**WHAT YOU SHOULD DO**
Exactly as they appear, output all of the entries.

**SUPPLIED DATA**

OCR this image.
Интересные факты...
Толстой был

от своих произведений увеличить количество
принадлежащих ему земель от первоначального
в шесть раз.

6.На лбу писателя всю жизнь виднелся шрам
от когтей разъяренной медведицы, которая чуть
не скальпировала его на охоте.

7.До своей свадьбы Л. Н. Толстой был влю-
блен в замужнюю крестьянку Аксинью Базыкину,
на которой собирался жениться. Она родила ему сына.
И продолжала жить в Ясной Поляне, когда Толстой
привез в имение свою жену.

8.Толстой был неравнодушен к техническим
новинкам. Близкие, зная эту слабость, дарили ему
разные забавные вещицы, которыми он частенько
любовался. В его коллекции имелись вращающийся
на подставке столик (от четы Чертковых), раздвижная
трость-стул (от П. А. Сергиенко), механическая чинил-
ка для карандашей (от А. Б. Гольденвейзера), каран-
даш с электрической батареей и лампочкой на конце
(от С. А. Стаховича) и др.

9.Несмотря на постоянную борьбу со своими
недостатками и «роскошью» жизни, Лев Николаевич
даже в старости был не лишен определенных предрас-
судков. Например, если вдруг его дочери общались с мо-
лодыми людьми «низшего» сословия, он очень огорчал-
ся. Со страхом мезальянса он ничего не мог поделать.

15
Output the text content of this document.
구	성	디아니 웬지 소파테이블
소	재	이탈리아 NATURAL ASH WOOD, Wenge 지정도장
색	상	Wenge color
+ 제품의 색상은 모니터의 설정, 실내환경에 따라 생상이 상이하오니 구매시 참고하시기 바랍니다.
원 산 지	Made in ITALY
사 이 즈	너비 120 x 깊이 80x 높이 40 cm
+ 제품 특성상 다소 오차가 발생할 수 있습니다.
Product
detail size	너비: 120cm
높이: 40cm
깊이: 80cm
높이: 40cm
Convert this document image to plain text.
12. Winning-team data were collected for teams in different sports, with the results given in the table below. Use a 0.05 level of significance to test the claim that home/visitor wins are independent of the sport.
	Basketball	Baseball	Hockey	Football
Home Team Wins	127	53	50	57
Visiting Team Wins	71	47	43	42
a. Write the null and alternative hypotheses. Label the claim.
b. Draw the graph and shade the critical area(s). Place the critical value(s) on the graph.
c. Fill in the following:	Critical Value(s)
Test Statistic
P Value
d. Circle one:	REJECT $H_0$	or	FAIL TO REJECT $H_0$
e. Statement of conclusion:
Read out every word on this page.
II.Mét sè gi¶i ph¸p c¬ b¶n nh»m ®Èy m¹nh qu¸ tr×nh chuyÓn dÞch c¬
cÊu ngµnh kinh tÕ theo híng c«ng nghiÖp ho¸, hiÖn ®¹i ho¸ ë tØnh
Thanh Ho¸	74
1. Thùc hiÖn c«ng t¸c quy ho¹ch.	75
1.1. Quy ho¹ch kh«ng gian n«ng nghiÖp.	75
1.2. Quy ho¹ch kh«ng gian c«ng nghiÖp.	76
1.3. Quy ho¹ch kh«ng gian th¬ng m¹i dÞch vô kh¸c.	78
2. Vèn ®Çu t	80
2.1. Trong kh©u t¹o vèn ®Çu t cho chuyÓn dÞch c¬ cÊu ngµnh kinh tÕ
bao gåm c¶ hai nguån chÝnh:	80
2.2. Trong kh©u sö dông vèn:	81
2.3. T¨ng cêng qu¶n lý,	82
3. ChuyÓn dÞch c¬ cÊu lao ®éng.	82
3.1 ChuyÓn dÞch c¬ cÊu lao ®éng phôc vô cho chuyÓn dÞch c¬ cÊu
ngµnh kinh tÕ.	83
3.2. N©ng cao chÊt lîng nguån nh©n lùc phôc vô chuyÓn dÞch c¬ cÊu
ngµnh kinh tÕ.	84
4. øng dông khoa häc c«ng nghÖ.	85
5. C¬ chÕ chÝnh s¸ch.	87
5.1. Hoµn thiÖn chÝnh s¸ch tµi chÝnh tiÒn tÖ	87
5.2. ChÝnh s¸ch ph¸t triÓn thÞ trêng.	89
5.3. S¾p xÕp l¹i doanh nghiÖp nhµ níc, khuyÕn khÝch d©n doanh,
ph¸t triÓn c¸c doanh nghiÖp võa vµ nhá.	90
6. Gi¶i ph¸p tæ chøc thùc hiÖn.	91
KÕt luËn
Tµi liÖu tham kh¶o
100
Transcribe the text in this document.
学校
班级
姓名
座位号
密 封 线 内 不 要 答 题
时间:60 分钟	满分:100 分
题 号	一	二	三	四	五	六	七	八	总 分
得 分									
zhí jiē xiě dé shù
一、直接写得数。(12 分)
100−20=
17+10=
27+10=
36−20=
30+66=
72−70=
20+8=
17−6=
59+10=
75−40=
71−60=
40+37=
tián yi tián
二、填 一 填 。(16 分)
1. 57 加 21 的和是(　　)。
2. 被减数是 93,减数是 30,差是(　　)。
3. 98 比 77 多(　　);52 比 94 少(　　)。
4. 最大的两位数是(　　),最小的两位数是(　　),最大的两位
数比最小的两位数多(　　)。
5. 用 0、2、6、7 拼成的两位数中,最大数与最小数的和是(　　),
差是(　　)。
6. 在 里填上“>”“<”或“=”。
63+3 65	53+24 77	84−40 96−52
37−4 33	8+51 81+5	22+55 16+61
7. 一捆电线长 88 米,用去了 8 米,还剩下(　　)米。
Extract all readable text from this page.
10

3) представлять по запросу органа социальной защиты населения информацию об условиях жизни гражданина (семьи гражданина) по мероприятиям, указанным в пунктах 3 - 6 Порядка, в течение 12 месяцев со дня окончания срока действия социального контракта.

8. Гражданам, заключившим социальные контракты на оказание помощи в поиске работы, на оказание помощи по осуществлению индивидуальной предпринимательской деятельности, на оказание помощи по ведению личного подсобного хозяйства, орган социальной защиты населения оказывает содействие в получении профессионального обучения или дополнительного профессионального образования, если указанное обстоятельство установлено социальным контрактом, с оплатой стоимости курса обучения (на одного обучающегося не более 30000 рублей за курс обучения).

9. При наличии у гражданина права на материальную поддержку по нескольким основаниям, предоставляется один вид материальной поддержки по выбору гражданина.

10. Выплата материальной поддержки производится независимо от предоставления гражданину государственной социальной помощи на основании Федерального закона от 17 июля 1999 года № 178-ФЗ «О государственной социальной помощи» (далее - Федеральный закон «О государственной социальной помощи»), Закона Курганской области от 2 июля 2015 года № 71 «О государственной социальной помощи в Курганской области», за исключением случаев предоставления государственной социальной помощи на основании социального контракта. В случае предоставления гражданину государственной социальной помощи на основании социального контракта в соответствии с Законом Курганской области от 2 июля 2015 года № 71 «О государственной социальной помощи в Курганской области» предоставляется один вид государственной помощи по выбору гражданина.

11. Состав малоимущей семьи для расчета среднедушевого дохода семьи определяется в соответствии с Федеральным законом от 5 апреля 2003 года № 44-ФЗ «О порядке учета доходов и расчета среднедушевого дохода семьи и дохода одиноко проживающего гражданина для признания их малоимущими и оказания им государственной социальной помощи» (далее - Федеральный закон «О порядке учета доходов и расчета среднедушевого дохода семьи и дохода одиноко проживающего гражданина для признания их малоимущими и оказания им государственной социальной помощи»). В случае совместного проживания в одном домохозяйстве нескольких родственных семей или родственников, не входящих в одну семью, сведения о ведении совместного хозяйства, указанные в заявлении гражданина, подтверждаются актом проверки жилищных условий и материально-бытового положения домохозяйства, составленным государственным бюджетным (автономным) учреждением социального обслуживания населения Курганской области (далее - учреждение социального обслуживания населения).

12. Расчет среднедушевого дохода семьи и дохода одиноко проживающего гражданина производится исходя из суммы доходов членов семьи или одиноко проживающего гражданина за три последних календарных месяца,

**SOLUTION**
OCR this image.
Интересные факты...
Толстой был

от своих произведений увеличить количество
принадлежащих ему земель от первоначального
в шесть раз.

6.На лбу писателя всю жизнь виднелся шрам
от когтей разъяренной медведицы, которая чуть
не скальпировала его на охоте.

7.До своей свадьбы Л. Н. Толстой был влю-
блен в замужнюю крестьянку Аксинью Базыкину,
на которой собирался жениться. Она родила ему сына.
И продолжала жить в Ясной Поляне, когда Толстой
привез в имение свою жену.

8.Толстой был неравнодушен к техническим
новинкам. Близкие, зная эту слабость, дарили ему
разные забавные вещицы, которыми он частенько
любовался. В его коллекции имелись вращающийся
на подставке столик (от четы Чертковых), раздвижная
трость-стул (от П. А. Сергиенко), механическая чинил-
ка для карандашей (от А. Б. Гольденвейзера), каран-
даш с электрической батареей и лампочкой на конце
(от С. А. Стаховича) и др.

9.Несмотря на постоянную борьбу со своими
недостатками и «роскошью» жизни, Лев Николаевич
даже в старости был не лишен определенных предрас-
судков. Например, если вдруг его дочери общались с мо-
лодыми людьми «низшего» сословия, он очень огорчал-
ся. Со страхом мезальянса он ничего не мог поделать.

15
Output the text content of this document.
구	성	디아니 웬지 소파테이블
소	재	이탈리아 NATURAL ASH WOOD, Wenge 지정도장
색	상	Wenge color
+ 제품의 색상은 모니터의 설정, 실내환경에 따라 생상이 상이하오니 구매시 참고하시기 바랍니다.
원 산 지	Made in ITALY
사 이 즈	너비 120 x 깊이 80x 높이 40 cm
+ 제품 특성상 다소 오차가 발생할 수 있습니다.
Product
detail size	너비: 120cm
높이: 40cm
깊이: 80cm
높이: 40cm
Convert this document image to plain text.
12. Winning-team data were collected for teams in different sports, with the results given in the table below. Use a 0.05 level of significance to test the claim that home/visitor wins are independent of the sport.
	Basketball	Baseball	Hockey	Football
Home Team Wins	127	53	50	57
Visiting Team Wins	71	47	43	42
a. Write the null and alternative hypotheses. Label the claim.
b. Draw the graph and shade the critical area(s). Place the critical value(s) on the graph.
c. Fill in the following:	Critical Value(s)
Test Statistic
P Value
d. Circle one:	REJECT $H_0$	or	FAIL TO REJECT $H_0$
e. Statement of conclusion:
Read out every word on this page.
II.Mét sè gi¶i ph¸p c¬ b¶n nh»m ®Èy m¹nh qu¸ tr×nh chuyÓn dÞch c¬
cÊu ngµnh kinh tÕ theo híng c«ng nghiÖp ho¸, hiÖn ®¹i ho¸ ë tØnh
Thanh Ho¸	74
1. Thùc hiÖn c«ng t¸c quy ho¹ch.	75
1.1. Quy ho¹ch kh«ng gian n«ng nghiÖp.	75
1.2. Quy ho¹ch kh«ng gian c«ng nghiÖp.	76
1.3. Quy ho¹ch kh«ng gian th¬ng m¹i dÞch vô kh¸c.	78
2. Vèn ®Çu t	80
2.1. Trong kh©u t¹o vèn ®Çu t cho chuyÓn dÞch c¬ cÊu ngµnh kinh tÕ
bao gåm c¶ hai nguån chÝnh:	80
2.2. Trong kh©u sö dông vèn:	81
2.3. T¨ng cêng qu¶n lý,	82
3. ChuyÓn dÞch c¬ cÊu lao ®éng.	82
3.1 ChuyÓn dÞch c¬ cÊu lao ®éng phôc vô cho chuyÓn dÞch c¬ cÊu
ngµnh kinh tÕ.	83
3.2. N©ng cao chÊt lîng nguån nh©n lùc phôc vô chuyÓn dÞch c¬ cÊu
ngµnh kinh tÕ.	84
4. øng dông khoa häc c«ng nghÖ.	85
5. C¬ chÕ chÝnh s¸ch.	87
5.1. Hoµn thiÖn chÝnh s¸ch tµi chÝnh tiÒn tÖ	87
5.2. ChÝnh s¸ch ph¸t triÓn thÞ trêng.	89
5.3. S¾p xÕp l¹i doanh nghiÖp nhµ níc, khuyÕn khÝch d©n doanh,
ph¸t triÓn c¸c doanh nghiÖp võa vµ nhá.	90
6. Gi¶i ph¸p tæ chøc thùc hiÖn.	91
KÕt luËn
Tµi liÖu tham kh¶o
100
Transcribe the text in this document.
学校
班级
姓名
座位号
密 封 线 内 不 要 答 题
时间:60 分钟	满分:100 分
题 号	一	二	三	四	五	六	七	八	总 分
得 分									
zhí jiē xiě dé shù
一、直接写得数。(12 分)
100−20=
17+10=
27+10=
36−20=
30+66=
72−70=
20+8=
17−6=
59+10=
75−40=
71−60=
40+37=
tián yi tián
二、填 一 填 。(16 分)
1. 57 加 21 的和是(　　)。
2. 被减数是 93,减数是 30,差是(　　)。
3. 98 比 77 多(　　);52 比 94 少(　　)。
4. 最大的两位数是(　　),最小的两位数是(　　),最大的两位
数比最小的两位数多(　　)。
5. 用 0、2、6、7 拼成的两位数中,最大数与最小数的和是(　　),
差是(　　)。
6. 在 里填上“>”“<”或“=”。
63+3 65	53+24 77	84−40 96−52
37−4 33	8+51 81+5	22+55 16+61
7. 一捆电线长 88 米,用去了 8 米,还剩下(　　)米。
Extract all readable text from this page.
10

3) представлять по запросу органа социальной защиты населения информацию об условиях жизни гражданина (семьи гражданина) по мероприятиям, указанным в пунктах 3 - 6 Порядка, в течение 12 месяцев со дня окончания срока действия социального контракта.

8. Гражданам, заключившим социальные контракты на оказание помощи в поиске работы, на оказание помощи по осуществлению индивидуальной предпринимательской деятельности, на оказание помощи по ведению личного подсобного хозяйства, орган социальной защиты населения оказывает содействие в получении профессионального обучения или дополнительного профессионального образования, если указанное обстоятельство установлено социальным контрактом, с оплатой стоимости курса обучения (на одного обучающегося не более 30000 рублей за курс обучения).

9. При наличии у гражданина права на материальную поддержку по нескольким основаниям, предоставляется один вид материальной поддержки по выбору гражданина.

10. Выплата материальной поддержки производится независимо от предоставления гражданину государственной социальной помощи на основании Федерального закона от 17 июля 1999 года № 178-ФЗ «О государственной социальной помощи» (далее - Федеральный закон «О государственной социальной помощи»), Закона Курганской области от 2 июля 2015 года № 71 «О государственной социальной помощи в Курганской области», за исключением случаев предоставления государственной социальной помощи на основании социального контракта. В случае предоставления гражданину государственной социальной помощи на основании социального контракта в соответствии с Законом Курганской области от 2 июля 2015 года № 71 «О государственной социальной помощи в Курганской области» предоставляется один вид государственной помощи по выбору гражданина.

11. Состав малоимущей семьи для расчета среднедушевого дохода семьи определяется в соответствии с Федеральным законом от 5 апреля 2003 года № 44-ФЗ «О порядке учета доходов и расчета среднедушевого дохода семьи и дохода одиноко проживающего гражданина для признания их малоимущими и оказания им государственной социальной помощи» (далее - Федеральный закон «О порядке учета доходов и расчета среднедушевого дохода семьи и дохода одиноко проживающего гражданина для признания их малоимущими и оказания им государственной социальной помощи»). В случае совместного проживания в одном домохозяйстве нескольких родственных семей или родственников, не входящих в одну семью, сведения о ведении совместного хозяйства, указанные в заявлении гражданина, подтверждаются актом проверки жилищных условий и материально-бытового положения домохозяйства, составленным государственным бюджетным (автономным) учреждением социального обслуживания населения Курганской области (далее - учреждение социального обслуживания населения).

12. Расчет среднедушевого дохода семьи и дохода одиноко проживающего гражданина производится исходя из суммы доходов членов семьи или одиноко проживающего гражданина за три последних календарных месяца,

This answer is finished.